* begin MATERIAL SHOWN *

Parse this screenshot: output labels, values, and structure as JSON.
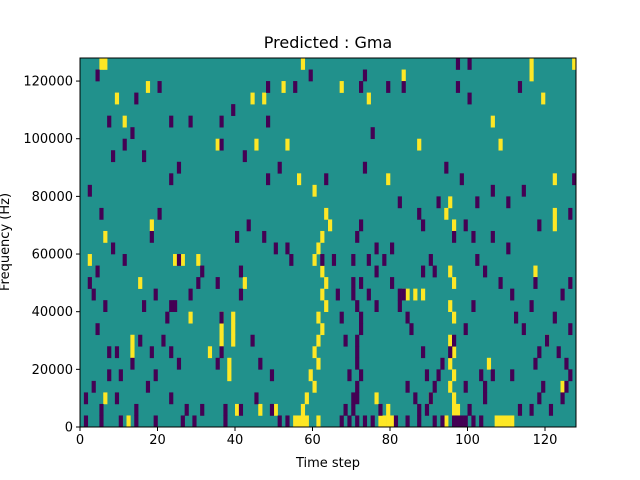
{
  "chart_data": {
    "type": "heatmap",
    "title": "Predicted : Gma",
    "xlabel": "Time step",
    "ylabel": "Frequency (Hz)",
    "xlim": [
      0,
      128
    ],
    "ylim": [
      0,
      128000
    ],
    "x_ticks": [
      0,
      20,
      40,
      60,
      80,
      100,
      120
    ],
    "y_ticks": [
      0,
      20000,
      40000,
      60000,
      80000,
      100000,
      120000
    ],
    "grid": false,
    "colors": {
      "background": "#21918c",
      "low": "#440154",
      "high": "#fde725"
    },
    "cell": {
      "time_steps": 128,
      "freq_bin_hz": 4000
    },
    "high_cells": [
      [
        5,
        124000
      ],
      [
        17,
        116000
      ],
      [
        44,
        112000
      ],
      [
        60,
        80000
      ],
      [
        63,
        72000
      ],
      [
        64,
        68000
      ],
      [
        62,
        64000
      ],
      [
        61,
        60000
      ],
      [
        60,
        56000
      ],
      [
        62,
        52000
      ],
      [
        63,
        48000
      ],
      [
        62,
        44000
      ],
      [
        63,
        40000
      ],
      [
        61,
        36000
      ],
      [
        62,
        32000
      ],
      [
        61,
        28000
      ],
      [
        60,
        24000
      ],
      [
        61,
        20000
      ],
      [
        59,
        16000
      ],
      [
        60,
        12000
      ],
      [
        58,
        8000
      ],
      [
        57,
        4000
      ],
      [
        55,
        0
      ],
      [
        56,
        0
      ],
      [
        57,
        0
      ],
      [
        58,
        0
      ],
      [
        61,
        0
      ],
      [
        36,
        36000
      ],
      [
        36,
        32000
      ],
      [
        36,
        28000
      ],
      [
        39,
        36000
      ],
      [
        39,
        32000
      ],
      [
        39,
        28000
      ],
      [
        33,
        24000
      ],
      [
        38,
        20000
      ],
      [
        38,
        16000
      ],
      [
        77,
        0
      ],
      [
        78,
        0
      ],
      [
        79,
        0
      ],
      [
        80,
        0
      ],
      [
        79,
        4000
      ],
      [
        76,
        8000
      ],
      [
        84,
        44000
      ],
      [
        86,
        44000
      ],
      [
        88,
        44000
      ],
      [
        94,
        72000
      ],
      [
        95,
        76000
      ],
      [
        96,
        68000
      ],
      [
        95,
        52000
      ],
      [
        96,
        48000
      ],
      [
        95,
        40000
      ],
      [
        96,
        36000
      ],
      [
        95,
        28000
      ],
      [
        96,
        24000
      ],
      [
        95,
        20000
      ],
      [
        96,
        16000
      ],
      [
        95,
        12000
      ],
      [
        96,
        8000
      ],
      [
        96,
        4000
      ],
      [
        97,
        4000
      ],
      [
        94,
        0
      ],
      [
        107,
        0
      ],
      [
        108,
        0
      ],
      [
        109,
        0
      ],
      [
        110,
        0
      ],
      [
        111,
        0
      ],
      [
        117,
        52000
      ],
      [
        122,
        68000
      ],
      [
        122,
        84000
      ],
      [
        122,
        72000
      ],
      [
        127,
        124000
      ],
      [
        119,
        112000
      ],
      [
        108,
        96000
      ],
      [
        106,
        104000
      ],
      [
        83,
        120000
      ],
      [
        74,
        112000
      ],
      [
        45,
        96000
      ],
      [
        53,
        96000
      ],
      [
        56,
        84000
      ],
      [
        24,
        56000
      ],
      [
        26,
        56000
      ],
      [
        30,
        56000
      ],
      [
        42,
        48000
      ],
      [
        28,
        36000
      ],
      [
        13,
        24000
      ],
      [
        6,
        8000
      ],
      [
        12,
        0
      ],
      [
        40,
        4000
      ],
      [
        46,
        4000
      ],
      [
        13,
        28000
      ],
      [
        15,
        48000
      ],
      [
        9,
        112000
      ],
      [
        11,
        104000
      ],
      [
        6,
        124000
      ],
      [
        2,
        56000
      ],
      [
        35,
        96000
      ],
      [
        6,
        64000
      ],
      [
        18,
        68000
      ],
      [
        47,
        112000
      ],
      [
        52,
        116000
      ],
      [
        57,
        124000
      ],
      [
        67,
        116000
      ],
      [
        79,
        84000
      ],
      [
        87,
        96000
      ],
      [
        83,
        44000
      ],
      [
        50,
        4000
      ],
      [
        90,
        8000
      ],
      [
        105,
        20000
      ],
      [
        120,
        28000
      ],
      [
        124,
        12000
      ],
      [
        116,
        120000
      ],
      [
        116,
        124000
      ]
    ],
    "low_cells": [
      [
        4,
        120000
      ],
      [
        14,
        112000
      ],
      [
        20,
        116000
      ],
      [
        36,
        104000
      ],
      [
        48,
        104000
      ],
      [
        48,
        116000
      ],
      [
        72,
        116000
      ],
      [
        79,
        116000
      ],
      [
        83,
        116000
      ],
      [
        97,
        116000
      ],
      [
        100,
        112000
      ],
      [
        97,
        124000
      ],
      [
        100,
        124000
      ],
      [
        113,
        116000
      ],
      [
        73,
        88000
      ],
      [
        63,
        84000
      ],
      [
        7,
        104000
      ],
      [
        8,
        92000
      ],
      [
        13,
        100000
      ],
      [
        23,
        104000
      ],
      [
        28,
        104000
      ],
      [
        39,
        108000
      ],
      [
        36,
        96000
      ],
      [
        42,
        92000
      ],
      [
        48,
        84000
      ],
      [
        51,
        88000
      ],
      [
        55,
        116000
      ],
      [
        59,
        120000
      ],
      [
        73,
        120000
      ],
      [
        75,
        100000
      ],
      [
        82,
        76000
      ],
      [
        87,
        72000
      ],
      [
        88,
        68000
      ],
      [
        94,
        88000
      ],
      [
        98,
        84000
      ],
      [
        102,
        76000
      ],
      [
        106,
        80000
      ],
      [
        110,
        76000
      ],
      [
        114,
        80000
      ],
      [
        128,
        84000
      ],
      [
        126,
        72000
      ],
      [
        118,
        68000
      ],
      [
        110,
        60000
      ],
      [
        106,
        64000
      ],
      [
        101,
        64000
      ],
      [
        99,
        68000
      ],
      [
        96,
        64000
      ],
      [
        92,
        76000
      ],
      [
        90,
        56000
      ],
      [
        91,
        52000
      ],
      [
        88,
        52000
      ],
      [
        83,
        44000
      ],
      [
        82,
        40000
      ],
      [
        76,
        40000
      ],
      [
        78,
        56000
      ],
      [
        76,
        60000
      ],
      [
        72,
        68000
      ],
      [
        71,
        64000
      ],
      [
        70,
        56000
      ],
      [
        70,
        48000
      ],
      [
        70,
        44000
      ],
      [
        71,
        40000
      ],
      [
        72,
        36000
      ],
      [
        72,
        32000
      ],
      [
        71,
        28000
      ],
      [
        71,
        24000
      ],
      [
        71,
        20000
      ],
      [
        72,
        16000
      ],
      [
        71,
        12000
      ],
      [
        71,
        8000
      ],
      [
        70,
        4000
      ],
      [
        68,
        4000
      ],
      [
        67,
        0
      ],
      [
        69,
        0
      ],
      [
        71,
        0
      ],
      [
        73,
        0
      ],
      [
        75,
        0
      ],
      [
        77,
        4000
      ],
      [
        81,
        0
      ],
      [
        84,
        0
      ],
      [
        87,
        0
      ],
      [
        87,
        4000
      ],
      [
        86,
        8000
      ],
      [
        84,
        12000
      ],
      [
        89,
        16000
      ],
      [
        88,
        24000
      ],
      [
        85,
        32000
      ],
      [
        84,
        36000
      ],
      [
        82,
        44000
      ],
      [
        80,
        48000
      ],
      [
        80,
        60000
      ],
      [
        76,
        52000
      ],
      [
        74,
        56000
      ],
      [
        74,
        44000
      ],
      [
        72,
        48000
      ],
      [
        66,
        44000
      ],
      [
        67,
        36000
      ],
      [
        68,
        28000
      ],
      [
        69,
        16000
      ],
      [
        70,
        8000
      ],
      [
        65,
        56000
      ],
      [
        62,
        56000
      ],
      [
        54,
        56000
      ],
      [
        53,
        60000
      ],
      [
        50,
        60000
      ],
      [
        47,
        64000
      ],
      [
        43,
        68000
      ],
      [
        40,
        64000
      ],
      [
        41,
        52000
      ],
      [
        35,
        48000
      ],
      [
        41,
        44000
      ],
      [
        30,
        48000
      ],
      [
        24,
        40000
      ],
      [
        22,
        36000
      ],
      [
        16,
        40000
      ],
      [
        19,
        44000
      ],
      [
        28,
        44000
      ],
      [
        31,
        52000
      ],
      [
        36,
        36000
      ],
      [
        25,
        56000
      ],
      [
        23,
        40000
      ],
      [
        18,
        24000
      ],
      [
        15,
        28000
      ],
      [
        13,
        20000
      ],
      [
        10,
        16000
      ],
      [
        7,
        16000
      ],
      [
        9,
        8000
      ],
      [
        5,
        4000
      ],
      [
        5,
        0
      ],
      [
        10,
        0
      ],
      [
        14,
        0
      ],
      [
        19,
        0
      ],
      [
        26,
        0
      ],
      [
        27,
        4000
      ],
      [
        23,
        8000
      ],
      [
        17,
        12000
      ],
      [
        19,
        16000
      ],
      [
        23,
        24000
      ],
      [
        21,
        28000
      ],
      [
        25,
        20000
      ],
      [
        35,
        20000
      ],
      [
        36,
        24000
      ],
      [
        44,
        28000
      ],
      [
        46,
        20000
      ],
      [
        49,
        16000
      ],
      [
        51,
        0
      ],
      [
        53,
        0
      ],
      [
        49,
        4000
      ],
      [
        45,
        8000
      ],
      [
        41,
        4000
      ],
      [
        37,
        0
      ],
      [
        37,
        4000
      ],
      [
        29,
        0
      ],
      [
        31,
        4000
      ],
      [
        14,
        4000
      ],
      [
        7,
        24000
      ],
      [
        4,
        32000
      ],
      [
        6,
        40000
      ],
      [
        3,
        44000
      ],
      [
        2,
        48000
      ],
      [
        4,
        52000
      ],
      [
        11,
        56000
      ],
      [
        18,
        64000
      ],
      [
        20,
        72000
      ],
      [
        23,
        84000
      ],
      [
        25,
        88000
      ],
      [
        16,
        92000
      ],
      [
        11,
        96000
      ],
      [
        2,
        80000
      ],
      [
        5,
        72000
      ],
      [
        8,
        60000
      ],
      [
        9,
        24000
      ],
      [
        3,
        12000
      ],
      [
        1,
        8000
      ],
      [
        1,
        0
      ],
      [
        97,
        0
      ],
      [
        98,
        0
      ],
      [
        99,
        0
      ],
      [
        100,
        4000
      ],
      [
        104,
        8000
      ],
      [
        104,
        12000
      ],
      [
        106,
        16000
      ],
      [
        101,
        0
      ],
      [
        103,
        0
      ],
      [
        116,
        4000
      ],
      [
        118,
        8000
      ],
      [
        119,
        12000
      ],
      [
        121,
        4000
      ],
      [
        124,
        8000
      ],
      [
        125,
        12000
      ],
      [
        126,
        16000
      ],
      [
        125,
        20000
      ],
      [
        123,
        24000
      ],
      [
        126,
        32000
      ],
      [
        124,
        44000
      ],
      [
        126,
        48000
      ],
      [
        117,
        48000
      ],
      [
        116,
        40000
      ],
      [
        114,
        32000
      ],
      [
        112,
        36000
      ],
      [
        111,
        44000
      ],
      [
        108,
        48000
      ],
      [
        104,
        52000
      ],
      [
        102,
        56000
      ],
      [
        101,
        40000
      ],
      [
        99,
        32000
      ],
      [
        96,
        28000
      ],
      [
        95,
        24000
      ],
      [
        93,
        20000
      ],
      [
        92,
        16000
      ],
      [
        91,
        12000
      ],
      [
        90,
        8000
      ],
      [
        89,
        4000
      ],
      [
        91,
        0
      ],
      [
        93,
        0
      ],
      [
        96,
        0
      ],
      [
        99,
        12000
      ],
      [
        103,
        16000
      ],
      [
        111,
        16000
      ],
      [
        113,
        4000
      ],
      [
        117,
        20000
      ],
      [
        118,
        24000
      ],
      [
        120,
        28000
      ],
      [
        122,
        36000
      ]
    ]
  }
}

* end MATERIAL SHOWN *
* begin MATERIAL SHOWN *

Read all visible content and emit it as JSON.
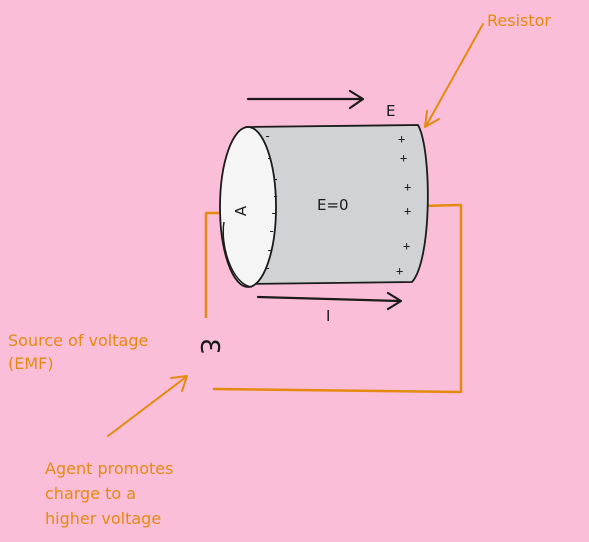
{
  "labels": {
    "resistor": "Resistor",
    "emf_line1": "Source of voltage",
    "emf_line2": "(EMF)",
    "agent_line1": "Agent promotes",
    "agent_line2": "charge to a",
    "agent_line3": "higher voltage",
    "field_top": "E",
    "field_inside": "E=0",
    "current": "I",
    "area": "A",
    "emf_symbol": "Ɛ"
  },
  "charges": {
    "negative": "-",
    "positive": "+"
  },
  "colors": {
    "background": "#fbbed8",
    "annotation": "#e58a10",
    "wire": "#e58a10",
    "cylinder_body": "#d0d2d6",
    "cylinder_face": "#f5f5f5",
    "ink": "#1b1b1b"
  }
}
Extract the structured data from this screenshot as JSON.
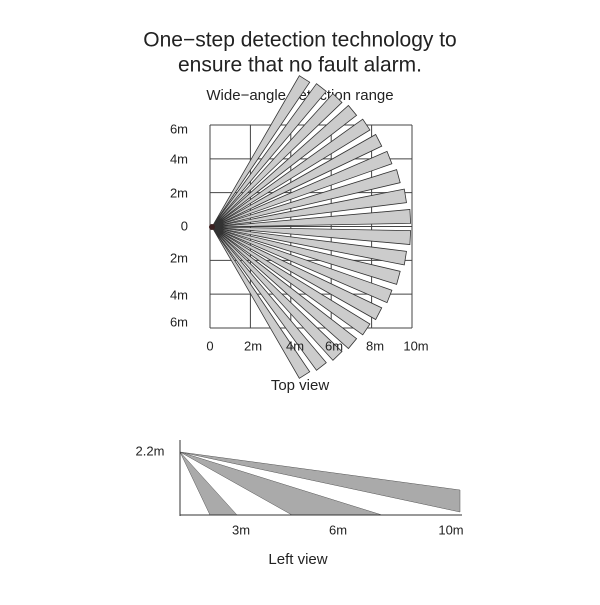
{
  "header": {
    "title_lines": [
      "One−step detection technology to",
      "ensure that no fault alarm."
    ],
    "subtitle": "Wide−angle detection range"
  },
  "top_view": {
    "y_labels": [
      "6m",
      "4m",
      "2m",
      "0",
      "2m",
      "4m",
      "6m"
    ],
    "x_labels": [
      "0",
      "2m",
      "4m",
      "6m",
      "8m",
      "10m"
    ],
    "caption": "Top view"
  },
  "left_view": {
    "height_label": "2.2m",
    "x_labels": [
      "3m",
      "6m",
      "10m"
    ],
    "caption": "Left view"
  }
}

* end MATERIAL SHOWN *

• _WHAT NEEDS TO BE DONE_
Say, as a bare number, how many lines in the entries above include the string "this".

• _THE SOLUTION_
2